YOUR INSTRUCTIONS => Check every line below for the word "juillet" and show those that hold it.

Saved data entries:
[BEGIN]
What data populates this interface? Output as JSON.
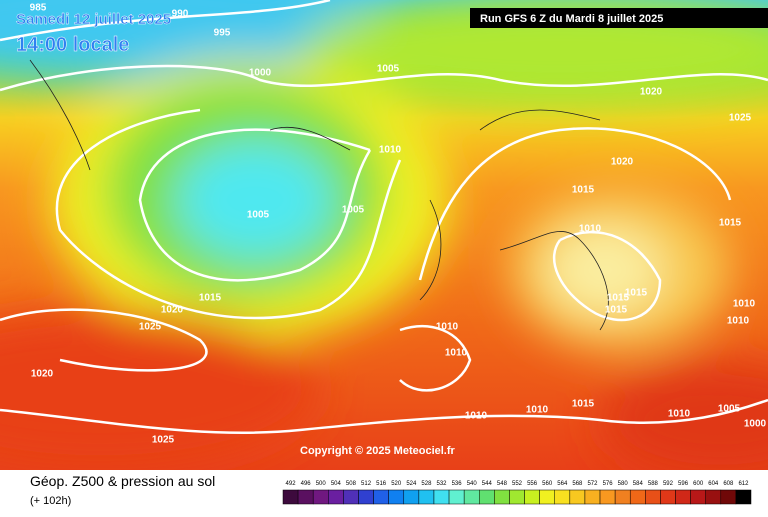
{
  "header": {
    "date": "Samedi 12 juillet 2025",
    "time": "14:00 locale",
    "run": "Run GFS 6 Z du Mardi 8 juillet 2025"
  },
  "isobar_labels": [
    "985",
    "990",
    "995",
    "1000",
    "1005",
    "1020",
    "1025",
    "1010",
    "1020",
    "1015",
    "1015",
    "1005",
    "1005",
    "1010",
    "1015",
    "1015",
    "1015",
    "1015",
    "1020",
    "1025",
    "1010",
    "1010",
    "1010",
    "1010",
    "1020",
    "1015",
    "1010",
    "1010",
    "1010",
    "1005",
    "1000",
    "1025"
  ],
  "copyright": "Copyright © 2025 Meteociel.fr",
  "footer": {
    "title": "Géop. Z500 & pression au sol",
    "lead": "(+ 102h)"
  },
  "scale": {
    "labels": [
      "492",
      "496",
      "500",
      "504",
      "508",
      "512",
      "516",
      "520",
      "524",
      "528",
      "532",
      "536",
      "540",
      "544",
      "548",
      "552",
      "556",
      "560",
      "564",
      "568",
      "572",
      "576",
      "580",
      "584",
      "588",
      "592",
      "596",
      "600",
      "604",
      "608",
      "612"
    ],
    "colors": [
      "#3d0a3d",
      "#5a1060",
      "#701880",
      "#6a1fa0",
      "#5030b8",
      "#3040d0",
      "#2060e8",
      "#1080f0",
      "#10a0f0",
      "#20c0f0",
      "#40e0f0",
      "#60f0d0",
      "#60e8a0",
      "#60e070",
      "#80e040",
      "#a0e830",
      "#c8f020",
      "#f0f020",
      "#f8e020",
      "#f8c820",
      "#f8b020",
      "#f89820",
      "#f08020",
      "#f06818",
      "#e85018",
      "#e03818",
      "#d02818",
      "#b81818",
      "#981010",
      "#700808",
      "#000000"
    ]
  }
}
[END]
THE RESPONSE =>
    "date": "Samedi 12 juillet 2025",
    "run": "Run GFS 6 Z du Mardi 8 juillet 2025"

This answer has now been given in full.